**Task statement**
Gather all lines with "良多趣味" from the records.

**Available records**
──────────
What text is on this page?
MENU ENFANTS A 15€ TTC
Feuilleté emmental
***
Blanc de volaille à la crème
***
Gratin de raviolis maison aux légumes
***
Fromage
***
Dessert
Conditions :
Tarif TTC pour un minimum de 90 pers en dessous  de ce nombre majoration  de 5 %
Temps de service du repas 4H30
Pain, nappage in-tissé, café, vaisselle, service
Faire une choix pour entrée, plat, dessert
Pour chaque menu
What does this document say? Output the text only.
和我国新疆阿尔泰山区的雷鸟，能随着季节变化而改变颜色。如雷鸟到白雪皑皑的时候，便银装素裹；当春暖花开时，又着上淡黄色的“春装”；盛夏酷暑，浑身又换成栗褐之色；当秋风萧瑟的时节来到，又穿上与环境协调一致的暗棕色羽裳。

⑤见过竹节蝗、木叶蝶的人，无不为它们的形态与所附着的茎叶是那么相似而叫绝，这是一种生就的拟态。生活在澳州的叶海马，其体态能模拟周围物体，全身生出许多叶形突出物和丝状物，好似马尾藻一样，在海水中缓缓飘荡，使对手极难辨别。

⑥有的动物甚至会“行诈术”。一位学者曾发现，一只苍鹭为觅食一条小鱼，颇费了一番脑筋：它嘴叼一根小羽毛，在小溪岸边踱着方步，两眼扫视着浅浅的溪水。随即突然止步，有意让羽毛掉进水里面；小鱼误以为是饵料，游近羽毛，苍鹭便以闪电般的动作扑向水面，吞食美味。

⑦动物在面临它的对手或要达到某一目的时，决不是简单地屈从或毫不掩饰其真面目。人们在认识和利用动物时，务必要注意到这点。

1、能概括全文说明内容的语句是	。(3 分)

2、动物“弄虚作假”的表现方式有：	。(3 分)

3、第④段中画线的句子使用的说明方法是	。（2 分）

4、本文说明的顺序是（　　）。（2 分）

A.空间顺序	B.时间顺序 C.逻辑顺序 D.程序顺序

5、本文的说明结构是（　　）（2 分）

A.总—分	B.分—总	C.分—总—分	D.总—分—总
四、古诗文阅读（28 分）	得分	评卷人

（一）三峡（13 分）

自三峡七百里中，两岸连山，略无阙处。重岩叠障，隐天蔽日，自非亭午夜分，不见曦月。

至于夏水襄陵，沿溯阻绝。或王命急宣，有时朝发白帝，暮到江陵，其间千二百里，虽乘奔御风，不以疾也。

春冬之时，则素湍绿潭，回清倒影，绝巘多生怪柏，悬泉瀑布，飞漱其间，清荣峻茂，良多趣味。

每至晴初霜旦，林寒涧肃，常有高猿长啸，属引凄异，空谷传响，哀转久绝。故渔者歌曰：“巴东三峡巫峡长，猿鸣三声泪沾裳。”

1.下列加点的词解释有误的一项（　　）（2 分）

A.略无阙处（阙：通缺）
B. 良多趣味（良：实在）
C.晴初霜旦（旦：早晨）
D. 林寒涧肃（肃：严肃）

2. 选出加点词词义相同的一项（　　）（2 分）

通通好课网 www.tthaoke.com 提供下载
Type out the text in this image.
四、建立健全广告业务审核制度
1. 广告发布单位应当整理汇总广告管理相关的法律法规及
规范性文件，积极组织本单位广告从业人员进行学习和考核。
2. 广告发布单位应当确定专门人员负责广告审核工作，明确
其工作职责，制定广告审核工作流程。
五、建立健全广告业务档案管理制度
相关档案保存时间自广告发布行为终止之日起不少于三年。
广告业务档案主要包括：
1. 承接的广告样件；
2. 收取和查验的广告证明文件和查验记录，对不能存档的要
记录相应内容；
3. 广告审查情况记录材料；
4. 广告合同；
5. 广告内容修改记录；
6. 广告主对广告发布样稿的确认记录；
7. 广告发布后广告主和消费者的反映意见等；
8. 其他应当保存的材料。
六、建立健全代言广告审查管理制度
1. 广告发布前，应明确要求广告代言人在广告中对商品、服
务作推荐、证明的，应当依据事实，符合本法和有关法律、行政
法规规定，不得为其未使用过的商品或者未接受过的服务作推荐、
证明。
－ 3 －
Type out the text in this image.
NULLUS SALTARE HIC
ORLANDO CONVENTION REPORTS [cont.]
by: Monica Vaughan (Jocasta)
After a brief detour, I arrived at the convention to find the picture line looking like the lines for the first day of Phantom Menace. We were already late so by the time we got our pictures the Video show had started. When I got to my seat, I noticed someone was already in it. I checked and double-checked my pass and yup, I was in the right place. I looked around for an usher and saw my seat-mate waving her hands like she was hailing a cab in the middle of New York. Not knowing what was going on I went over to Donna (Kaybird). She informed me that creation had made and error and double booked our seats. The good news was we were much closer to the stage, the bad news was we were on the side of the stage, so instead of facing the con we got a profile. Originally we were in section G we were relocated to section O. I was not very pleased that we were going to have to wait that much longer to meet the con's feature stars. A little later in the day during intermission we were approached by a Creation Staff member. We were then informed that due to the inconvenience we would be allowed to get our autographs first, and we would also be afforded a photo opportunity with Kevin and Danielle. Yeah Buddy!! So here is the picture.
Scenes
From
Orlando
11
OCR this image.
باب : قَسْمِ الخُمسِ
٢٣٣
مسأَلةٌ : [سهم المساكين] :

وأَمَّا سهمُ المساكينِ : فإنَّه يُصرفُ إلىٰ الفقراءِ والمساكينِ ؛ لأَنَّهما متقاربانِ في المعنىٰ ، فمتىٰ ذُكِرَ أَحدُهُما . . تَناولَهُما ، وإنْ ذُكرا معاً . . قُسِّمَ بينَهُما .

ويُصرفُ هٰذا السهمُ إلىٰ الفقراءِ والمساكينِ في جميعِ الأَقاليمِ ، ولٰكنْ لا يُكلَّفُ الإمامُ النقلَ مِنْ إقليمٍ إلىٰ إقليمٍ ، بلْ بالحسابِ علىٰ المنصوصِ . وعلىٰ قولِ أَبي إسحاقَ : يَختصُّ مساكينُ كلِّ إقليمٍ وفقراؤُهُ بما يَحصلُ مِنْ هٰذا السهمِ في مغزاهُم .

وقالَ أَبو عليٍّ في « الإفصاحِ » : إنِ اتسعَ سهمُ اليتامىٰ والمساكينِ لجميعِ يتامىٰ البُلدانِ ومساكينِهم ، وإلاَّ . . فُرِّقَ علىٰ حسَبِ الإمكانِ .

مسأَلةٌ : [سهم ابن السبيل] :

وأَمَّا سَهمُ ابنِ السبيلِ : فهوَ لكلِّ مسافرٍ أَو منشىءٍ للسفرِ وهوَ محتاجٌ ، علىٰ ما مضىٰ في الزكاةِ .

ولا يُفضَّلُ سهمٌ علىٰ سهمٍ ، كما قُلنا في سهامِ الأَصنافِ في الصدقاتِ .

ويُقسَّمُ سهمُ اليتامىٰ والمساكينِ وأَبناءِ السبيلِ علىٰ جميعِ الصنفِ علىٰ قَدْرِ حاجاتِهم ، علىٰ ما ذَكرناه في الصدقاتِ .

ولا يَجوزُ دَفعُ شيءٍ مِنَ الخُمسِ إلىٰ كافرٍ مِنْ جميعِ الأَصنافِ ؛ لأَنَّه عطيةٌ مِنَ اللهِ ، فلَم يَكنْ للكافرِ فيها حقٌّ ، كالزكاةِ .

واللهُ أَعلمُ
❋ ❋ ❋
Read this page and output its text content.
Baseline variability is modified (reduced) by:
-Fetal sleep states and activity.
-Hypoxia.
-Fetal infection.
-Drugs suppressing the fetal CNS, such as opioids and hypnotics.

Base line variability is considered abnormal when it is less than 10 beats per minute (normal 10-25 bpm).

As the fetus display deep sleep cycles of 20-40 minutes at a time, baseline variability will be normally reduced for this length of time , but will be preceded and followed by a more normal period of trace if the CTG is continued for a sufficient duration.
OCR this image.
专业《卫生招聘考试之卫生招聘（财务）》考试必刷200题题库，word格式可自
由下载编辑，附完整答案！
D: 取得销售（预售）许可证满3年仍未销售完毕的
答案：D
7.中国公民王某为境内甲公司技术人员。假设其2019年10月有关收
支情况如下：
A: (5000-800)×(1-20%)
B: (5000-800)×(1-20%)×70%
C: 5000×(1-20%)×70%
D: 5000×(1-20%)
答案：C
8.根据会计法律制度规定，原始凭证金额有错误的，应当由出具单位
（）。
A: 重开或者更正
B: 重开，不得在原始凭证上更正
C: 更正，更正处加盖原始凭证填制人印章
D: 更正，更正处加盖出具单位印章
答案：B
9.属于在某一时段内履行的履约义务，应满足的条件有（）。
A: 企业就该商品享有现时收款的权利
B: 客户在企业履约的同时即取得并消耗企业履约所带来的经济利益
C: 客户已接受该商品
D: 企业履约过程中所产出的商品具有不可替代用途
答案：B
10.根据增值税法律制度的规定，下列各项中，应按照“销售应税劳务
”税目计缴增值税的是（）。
──────────
**Solution for this task**
春冬之时，则素湍绿潭，回清倒影，绝巘多生怪柏，悬泉瀑布，飞漱其间，清荣峻茂，良多趣味。
B. 良多趣味（良：实在）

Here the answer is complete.